- _Records from a collection_
******
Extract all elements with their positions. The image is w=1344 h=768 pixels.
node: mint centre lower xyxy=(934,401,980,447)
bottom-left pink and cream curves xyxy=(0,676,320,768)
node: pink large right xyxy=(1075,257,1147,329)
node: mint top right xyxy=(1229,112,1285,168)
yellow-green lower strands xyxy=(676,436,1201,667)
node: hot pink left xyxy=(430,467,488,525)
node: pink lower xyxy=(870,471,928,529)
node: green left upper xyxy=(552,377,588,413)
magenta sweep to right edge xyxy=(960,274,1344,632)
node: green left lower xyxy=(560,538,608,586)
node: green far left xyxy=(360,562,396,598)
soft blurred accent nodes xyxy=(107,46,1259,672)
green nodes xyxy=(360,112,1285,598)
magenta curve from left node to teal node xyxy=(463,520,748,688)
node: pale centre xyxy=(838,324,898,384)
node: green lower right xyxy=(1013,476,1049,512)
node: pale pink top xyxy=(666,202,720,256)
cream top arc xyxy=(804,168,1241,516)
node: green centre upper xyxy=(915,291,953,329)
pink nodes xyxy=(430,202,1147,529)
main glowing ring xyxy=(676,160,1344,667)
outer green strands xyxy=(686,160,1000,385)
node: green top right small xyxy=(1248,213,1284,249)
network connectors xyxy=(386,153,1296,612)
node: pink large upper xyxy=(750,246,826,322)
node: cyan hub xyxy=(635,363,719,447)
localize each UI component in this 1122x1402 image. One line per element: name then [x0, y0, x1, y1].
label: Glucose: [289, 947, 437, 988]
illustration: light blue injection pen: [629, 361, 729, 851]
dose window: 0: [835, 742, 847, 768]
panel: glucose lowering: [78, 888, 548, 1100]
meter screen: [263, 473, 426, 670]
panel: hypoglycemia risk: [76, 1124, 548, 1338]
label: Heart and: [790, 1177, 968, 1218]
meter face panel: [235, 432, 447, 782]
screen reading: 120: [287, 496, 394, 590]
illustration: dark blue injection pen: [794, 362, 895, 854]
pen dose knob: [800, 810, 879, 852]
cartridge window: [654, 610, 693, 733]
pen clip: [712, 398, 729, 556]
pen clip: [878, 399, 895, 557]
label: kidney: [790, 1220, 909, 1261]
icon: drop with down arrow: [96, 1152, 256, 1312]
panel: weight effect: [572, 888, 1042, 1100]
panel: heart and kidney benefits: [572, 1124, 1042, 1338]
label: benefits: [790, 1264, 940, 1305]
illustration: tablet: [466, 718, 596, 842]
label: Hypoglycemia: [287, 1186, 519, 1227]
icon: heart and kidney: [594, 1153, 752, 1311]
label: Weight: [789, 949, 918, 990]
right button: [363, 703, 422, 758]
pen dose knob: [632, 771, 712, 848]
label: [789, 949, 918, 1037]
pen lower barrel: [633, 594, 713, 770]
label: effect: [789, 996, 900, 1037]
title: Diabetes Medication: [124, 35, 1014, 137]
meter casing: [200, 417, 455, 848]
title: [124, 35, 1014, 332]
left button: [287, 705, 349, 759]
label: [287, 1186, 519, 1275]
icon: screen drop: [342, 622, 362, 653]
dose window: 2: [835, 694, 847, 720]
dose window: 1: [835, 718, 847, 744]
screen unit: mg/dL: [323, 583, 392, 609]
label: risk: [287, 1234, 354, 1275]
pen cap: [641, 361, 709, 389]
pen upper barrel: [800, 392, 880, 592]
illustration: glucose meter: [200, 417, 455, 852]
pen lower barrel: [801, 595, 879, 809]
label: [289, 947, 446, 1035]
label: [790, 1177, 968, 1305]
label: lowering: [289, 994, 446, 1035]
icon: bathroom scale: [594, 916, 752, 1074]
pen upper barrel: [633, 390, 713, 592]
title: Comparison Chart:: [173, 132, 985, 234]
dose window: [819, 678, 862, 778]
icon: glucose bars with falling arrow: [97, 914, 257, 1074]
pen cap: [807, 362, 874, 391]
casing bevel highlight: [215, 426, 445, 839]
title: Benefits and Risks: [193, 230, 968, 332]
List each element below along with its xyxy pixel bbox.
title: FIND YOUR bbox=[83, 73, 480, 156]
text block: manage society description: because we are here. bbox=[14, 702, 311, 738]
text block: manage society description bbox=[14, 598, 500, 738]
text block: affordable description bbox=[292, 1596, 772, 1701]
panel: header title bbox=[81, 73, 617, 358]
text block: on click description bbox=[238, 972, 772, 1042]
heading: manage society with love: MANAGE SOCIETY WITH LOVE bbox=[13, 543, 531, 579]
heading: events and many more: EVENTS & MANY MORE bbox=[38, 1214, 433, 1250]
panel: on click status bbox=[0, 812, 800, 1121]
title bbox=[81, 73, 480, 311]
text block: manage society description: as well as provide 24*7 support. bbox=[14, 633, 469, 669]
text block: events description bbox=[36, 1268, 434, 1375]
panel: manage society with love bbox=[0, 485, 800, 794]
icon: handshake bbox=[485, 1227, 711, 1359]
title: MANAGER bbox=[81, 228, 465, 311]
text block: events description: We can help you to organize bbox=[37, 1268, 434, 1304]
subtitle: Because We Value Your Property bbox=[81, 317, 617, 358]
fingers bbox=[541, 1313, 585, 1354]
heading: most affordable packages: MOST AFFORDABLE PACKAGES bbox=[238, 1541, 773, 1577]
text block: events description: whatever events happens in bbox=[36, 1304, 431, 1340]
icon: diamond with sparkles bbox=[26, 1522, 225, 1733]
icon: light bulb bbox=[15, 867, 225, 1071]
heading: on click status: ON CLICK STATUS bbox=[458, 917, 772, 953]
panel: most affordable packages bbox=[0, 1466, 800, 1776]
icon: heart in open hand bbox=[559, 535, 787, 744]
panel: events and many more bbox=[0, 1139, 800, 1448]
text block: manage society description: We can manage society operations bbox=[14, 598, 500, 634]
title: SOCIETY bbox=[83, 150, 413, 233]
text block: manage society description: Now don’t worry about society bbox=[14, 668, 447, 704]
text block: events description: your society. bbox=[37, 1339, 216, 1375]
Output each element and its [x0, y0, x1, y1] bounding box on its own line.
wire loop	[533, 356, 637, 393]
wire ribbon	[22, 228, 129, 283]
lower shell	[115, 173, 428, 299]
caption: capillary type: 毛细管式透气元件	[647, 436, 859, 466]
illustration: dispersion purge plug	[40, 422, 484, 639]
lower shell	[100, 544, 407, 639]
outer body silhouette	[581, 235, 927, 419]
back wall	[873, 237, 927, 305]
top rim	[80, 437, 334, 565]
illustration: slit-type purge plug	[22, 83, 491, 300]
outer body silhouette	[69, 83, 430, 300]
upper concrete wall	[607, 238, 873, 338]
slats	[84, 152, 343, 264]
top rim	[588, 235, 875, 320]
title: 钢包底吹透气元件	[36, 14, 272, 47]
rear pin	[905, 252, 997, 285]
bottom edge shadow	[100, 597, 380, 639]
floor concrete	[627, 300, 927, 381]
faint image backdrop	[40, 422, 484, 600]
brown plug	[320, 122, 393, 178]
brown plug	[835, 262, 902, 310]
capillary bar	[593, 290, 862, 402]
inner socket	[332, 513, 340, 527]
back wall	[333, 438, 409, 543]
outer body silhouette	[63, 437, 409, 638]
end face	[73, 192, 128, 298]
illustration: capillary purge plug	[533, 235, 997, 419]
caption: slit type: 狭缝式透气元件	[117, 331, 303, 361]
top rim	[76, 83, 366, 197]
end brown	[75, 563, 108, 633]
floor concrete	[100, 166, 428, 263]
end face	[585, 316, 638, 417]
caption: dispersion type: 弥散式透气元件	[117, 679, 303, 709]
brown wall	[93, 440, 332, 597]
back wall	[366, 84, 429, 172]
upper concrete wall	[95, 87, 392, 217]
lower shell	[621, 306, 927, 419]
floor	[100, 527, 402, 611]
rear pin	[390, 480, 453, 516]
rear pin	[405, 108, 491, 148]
******
- _Task description_
Reproduce every line of the records above verbatim, from the first record through the last.

- _Problem solution_
Extract all elements with their positions. The image is w=1344 h=768 pixels.
node: mint centre lower xyxy=(934,401,980,447)
bottom-left pink and cream curves xyxy=(0,676,320,768)
node: pink large right xyxy=(1075,257,1147,329)
node: mint top right xyxy=(1229,112,1285,168)
yellow-green lower strands xyxy=(676,436,1201,667)
node: hot pink left xyxy=(430,467,488,525)
node: pink lower xyxy=(870,471,928,529)
node: green left upper xyxy=(552,377,588,413)
magenta sweep to right edge xyxy=(960,274,1344,632)
node: green left lower xyxy=(560,538,608,586)
node: green far left xyxy=(360,562,396,598)
soft blurred accent nodes xyxy=(107,46,1259,672)
green nodes xyxy=(360,112,1285,598)
magenta curve from left node to teal node xyxy=(463,520,748,688)
node: pale centre xyxy=(838,324,898,384)
node: green lower right xyxy=(1013,476,1049,512)
node: pale pink top xyxy=(666,202,720,256)
cream top arc xyxy=(804,168,1241,516)
node: green centre upper xyxy=(915,291,953,329)
pink nodes xyxy=(430,202,1147,529)
main glowing ring xyxy=(676,160,1344,667)
outer green strands xyxy=(686,160,1000,385)
node: green top right small xyxy=(1248,213,1284,249)
network connectors xyxy=(386,153,1296,612)
node: pink large upper xyxy=(750,246,826,322)
node: cyan hub xyxy=(635,363,719,447)
localize each UI component in this 1122x1402 image. One line per element: name then [x0, y0, x1, y1].
label: Glucose: [289, 947, 437, 988]
illustration: light blue injection pen: [629, 361, 729, 851]
dose window: 0: [835, 742, 847, 768]
panel: glucose lowering: [78, 888, 548, 1100]
meter screen: [263, 473, 426, 670]
panel: hypoglycemia risk: [76, 1124, 548, 1338]
label: Heart and: [790, 1177, 968, 1218]
meter face panel: [235, 432, 447, 782]
screen reading: 120: [287, 496, 394, 590]
illustration: dark blue injection pen: [794, 362, 895, 854]
pen dose knob: [800, 810, 879, 852]
cartridge window: [654, 610, 693, 733]
pen clip: [712, 398, 729, 556]
pen clip: [878, 399, 895, 557]
label: kidney: [790, 1220, 909, 1261]
icon: drop with down arrow: [96, 1152, 256, 1312]
panel: weight effect: [572, 888, 1042, 1100]
panel: heart and kidney benefits: [572, 1124, 1042, 1338]
label: benefits: [790, 1264, 940, 1305]
illustration: tablet: [466, 718, 596, 842]
label: Hypoglycemia: [287, 1186, 519, 1227]
icon: heart and kidney: [594, 1153, 752, 1311]
label: Weight: [789, 949, 918, 990]
right button: [363, 703, 422, 758]
pen dose knob: [632, 771, 712, 848]
label: [789, 949, 918, 1037]
pen lower barrel: [633, 594, 713, 770]
label: effect: [789, 996, 900, 1037]
title: Diabetes Medication: [124, 35, 1014, 137]
meter casing: [200, 417, 455, 848]
title: [124, 35, 1014, 332]
left button: [287, 705, 349, 759]
label: [287, 1186, 519, 1275]
icon: screen drop: [342, 622, 362, 653]
dose window: 2: [835, 694, 847, 720]
dose window: 1: [835, 718, 847, 744]
screen unit: mg/dL: [323, 583, 392, 609]
label: risk: [287, 1234, 354, 1275]
pen cap: [641, 361, 709, 389]
pen upper barrel: [800, 392, 880, 592]
illustration: glucose meter: [200, 417, 455, 852]
pen lower barrel: [801, 595, 879, 809]
label: [289, 947, 446, 1035]
label: [790, 1177, 968, 1305]
label: lowering: [289, 994, 446, 1035]
icon: bathroom scale: [594, 916, 752, 1074]
pen upper barrel: [633, 390, 713, 592]
title: Comparison Chart:: [173, 132, 985, 234]
dose window: [819, 678, 862, 778]
icon: glucose bars with falling arrow: [97, 914, 257, 1074]
pen cap: [807, 362, 874, 391]
casing bevel highlight: [215, 426, 445, 839]
title: Benefits and Risks: [193, 230, 968, 332]
List each element below along with its xyxy pixel bbox.
title: FIND YOUR bbox=[83, 73, 480, 156]
text block: manage society description: because we are here. bbox=[14, 702, 311, 738]
text block: manage society description bbox=[14, 598, 500, 738]
text block: affordable description bbox=[292, 1596, 772, 1701]
panel: header title bbox=[81, 73, 617, 358]
text block: on click description bbox=[238, 972, 772, 1042]
heading: manage society with love: MANAGE SOCIETY WITH LOVE bbox=[13, 543, 531, 579]
heading: events and many more: EVENTS & MANY MORE bbox=[38, 1214, 433, 1250]
panel: on click status bbox=[0, 812, 800, 1121]
title bbox=[81, 73, 480, 311]
text block: manage society description: as well as provide 24*7 support. bbox=[14, 633, 469, 669]
text block: events description bbox=[36, 1268, 434, 1375]
panel: manage society with love bbox=[0, 485, 800, 794]
icon: handshake bbox=[485, 1227, 711, 1359]
title: MANAGER bbox=[81, 228, 465, 311]
text block: events description: We can help you to organize bbox=[37, 1268, 434, 1304]
subtitle: Because We Value Your Property bbox=[81, 317, 617, 358]
fingers bbox=[541, 1313, 585, 1354]
heading: most affordable packages: MOST AFFORDABLE PACKAGES bbox=[238, 1541, 773, 1577]
text block: events description: whatever events happens in bbox=[36, 1304, 431, 1340]
icon: diamond with sparkles bbox=[26, 1522, 225, 1733]
icon: light bulb bbox=[15, 867, 225, 1071]
heading: on click status: ON CLICK STATUS bbox=[458, 917, 772, 953]
panel: most affordable packages bbox=[0, 1466, 800, 1776]
icon: heart in open hand bbox=[559, 535, 787, 744]
panel: events and many more bbox=[0, 1139, 800, 1448]
text block: manage society description: We can manage society operations bbox=[14, 598, 500, 634]
title: SOCIETY bbox=[83, 150, 413, 233]
text block: manage society description: Now don’t worry about society bbox=[14, 668, 447, 704]
text block: events description: your society. bbox=[37, 1339, 216, 1375]
Output each element and its [x0, y0, x1, y1] bounding box on its own line.
wire loop	[533, 356, 637, 393]
wire ribbon	[22, 228, 129, 283]
lower shell	[115, 173, 428, 299]
caption: capillary type: 毛细管式透气元件	[647, 436, 859, 466]
illustration: dispersion purge plug	[40, 422, 484, 639]
lower shell	[100, 544, 407, 639]
outer body silhouette	[581, 235, 927, 419]
back wall	[873, 237, 927, 305]
top rim	[80, 437, 334, 565]
illustration: slit-type purge plug	[22, 83, 491, 300]
outer body silhouette	[69, 83, 430, 300]
upper concrete wall	[607, 238, 873, 338]
slats	[84, 152, 343, 264]
top rim	[588, 235, 875, 320]
title: 钢包底吹透气元件	[36, 14, 272, 47]
rear pin	[905, 252, 997, 285]
bottom edge shadow	[100, 597, 380, 639]
floor concrete	[627, 300, 927, 381]
faint image backdrop	[40, 422, 484, 600]
brown plug	[320, 122, 393, 178]
brown plug	[835, 262, 902, 310]
capillary bar	[593, 290, 862, 402]
inner socket	[332, 513, 340, 527]
back wall	[333, 438, 409, 543]
outer body silhouette	[63, 437, 409, 638]
end face	[73, 192, 128, 298]
illustration: capillary purge plug	[533, 235, 997, 419]
caption: slit type: 狭缝式透气元件	[117, 331, 303, 361]
top rim	[76, 83, 366, 197]
end brown	[75, 563, 108, 633]
floor concrete	[100, 166, 428, 263]
end face	[585, 316, 638, 417]
caption: dispersion type: 弥散式透气元件	[117, 679, 303, 709]
brown wall	[93, 440, 332, 597]
back wall	[366, 84, 429, 172]
upper concrete wall	[95, 87, 392, 217]
lower shell	[621, 306, 927, 419]
floor	[100, 527, 402, 611]
rear pin	[390, 480, 453, 516]
rear pin	[405, 108, 491, 148]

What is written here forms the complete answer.